Written instruction:
The exercise asks you to copy every line below in which "Мирожский" appears.
• • • • •
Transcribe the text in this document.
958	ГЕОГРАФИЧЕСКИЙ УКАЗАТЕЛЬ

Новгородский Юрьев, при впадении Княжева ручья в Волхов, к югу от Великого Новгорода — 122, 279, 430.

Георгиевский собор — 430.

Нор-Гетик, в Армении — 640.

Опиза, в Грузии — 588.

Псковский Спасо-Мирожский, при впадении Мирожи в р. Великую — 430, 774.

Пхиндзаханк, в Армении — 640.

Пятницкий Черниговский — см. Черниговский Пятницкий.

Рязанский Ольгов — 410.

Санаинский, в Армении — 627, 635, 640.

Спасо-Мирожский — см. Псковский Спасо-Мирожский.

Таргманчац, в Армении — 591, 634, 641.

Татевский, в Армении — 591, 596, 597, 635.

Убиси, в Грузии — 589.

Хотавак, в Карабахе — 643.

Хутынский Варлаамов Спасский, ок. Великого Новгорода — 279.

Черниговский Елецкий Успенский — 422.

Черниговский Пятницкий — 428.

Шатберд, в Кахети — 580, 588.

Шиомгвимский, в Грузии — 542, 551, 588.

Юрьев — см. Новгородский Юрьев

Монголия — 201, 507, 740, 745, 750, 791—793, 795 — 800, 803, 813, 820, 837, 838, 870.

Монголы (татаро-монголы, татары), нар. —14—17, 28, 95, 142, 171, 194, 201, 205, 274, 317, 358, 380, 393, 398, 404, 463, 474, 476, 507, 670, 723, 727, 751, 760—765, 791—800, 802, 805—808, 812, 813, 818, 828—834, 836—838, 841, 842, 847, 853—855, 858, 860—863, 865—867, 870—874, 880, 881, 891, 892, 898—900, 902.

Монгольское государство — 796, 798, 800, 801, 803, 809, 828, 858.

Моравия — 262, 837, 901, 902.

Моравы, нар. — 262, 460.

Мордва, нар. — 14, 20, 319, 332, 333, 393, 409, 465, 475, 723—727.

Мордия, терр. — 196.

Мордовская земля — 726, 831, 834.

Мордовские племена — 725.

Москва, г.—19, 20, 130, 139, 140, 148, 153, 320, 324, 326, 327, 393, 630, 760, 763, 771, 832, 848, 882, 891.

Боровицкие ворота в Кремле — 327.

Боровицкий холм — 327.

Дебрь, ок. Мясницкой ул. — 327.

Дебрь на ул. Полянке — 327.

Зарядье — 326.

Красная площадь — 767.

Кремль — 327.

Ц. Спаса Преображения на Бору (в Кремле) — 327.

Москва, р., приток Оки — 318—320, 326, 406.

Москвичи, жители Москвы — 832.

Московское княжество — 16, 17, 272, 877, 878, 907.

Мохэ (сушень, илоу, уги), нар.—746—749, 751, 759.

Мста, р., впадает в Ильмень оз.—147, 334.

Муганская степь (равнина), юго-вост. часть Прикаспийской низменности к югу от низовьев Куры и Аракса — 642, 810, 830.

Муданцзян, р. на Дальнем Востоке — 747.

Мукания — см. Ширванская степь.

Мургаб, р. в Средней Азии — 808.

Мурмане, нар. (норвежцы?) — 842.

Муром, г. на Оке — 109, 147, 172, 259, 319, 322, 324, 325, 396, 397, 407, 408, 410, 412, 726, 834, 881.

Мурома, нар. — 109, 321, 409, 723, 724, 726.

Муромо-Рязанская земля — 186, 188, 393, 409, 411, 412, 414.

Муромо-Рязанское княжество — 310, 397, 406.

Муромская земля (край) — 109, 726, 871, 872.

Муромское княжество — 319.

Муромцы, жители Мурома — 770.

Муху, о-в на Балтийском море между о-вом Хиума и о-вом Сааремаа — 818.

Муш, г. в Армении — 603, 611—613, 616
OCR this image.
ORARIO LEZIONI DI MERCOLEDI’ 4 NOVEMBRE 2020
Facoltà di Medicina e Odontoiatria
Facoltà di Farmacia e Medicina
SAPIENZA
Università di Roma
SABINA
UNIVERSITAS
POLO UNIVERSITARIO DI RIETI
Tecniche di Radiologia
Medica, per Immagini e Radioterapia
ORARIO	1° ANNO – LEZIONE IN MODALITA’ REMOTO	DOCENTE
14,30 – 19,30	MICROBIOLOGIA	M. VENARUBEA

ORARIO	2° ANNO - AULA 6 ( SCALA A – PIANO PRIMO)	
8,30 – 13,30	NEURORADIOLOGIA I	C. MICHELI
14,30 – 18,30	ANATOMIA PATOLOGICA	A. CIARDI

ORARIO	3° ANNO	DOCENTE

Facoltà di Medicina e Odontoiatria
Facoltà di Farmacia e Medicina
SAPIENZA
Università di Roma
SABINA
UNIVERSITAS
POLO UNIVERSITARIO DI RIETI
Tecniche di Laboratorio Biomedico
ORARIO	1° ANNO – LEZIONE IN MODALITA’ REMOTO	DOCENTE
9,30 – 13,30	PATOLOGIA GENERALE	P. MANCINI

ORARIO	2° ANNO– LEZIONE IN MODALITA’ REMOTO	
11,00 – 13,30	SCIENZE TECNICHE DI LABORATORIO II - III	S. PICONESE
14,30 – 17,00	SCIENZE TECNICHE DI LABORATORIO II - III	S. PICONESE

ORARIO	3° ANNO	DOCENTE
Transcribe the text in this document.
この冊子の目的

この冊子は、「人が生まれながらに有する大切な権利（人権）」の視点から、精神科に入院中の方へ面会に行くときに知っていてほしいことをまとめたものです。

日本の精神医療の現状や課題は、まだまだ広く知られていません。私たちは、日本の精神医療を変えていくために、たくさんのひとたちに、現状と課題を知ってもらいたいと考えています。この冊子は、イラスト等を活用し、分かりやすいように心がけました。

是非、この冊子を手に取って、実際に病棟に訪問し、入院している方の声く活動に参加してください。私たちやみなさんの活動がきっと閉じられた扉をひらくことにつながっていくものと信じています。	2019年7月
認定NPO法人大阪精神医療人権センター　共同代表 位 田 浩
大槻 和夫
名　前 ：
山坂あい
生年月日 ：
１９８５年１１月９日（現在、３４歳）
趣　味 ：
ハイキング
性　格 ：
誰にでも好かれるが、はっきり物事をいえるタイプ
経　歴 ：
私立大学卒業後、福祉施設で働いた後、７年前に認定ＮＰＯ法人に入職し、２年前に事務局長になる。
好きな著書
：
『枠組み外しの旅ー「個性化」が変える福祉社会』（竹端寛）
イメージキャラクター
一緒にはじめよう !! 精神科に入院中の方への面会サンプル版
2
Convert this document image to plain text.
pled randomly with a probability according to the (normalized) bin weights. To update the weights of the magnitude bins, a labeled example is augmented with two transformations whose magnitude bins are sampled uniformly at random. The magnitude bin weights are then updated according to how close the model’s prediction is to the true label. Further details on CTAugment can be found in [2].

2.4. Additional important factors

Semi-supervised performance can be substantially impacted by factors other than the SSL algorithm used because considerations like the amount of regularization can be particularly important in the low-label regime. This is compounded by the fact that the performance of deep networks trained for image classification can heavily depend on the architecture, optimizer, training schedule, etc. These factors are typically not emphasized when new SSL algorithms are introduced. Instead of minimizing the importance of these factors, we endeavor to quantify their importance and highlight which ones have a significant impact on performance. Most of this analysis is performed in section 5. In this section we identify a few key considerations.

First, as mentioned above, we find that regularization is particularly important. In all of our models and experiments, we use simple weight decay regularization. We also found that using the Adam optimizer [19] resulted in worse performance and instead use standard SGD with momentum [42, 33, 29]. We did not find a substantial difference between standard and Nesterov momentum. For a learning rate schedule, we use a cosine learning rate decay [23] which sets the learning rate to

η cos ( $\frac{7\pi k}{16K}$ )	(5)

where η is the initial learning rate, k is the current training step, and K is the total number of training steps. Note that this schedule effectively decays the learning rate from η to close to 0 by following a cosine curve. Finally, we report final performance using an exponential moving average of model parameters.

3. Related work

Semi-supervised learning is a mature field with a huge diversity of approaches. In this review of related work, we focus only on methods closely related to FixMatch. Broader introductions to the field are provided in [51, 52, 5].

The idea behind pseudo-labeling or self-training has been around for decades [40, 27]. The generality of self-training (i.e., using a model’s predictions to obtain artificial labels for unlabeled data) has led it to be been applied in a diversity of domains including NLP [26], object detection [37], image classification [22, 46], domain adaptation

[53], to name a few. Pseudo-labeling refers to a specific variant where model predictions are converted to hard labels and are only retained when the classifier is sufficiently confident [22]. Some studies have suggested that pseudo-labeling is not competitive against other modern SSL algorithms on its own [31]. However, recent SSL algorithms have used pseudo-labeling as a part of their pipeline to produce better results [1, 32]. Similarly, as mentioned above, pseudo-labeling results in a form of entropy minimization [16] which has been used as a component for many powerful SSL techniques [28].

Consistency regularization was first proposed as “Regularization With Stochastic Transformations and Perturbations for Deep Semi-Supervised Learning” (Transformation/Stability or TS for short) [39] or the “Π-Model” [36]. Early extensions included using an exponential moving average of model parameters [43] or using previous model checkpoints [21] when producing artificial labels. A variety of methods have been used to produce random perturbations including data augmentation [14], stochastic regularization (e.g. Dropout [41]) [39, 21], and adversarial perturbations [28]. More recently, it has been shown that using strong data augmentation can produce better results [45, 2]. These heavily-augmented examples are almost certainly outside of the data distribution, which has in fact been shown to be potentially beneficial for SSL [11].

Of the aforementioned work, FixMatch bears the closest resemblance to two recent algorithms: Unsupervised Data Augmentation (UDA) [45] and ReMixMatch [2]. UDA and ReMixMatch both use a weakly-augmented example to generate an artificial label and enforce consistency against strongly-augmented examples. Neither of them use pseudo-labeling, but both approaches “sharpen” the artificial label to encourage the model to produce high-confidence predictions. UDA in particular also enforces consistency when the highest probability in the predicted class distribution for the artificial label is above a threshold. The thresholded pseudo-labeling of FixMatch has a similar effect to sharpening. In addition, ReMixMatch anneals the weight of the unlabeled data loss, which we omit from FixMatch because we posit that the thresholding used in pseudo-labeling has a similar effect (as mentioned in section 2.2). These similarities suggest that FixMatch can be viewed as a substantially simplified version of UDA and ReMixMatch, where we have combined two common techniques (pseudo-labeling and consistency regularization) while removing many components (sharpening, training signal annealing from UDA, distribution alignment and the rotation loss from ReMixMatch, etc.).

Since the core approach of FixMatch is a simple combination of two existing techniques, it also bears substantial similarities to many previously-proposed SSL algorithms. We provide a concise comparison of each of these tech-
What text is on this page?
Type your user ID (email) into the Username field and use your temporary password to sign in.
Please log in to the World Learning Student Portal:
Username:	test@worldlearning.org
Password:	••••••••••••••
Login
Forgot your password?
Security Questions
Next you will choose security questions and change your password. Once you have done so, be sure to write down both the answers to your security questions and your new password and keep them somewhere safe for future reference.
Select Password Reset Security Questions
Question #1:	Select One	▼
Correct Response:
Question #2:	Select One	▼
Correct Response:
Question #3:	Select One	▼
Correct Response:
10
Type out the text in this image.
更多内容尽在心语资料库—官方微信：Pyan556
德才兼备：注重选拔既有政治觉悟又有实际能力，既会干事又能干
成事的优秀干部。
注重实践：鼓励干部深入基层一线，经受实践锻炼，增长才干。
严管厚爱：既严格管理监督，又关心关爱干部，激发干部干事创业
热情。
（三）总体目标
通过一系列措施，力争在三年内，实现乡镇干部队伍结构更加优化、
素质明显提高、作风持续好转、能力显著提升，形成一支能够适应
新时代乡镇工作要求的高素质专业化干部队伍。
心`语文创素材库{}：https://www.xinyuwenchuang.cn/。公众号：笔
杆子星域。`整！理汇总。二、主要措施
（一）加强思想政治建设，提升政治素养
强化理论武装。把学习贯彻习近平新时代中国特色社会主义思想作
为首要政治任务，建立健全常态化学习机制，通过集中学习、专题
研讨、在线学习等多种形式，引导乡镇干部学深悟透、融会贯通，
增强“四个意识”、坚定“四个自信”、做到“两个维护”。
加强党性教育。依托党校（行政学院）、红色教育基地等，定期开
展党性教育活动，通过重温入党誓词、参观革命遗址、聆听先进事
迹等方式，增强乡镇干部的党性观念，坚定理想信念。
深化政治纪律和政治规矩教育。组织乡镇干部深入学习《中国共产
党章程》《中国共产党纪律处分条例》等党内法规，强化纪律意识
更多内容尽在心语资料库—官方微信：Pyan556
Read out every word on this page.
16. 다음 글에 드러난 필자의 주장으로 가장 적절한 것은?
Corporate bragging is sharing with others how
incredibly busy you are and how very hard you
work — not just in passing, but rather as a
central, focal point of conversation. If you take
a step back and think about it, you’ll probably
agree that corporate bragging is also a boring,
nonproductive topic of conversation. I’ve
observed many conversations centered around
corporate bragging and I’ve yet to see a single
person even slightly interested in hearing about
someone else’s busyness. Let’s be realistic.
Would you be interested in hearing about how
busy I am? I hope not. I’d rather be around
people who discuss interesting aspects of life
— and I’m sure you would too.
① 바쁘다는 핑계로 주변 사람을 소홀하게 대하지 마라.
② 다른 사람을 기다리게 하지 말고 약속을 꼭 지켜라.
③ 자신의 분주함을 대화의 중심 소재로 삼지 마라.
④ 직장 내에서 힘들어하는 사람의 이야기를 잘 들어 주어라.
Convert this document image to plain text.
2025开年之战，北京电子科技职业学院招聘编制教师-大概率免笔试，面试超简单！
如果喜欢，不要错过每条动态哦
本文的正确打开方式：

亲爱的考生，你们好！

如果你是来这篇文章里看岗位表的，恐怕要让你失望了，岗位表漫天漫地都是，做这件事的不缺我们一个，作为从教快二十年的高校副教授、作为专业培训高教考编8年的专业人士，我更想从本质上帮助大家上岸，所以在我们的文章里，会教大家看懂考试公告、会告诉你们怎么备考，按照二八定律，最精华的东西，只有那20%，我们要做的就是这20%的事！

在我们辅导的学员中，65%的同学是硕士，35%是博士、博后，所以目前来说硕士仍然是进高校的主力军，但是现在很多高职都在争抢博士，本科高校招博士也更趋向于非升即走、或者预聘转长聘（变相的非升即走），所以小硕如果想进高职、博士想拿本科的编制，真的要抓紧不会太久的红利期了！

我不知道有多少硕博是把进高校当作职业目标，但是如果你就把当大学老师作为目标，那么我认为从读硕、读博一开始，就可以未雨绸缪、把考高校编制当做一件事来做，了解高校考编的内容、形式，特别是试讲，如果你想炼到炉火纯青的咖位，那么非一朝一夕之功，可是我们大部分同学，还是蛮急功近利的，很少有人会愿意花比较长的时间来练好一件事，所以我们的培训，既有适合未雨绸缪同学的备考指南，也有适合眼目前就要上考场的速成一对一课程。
• • • • •
Problem solution:
Псковский Спасо-Мирожский, при впадении Мирожи в р. Великую — 430, 774.
Спасо-Мирожский — см. Псковский Спасо-Мирожский.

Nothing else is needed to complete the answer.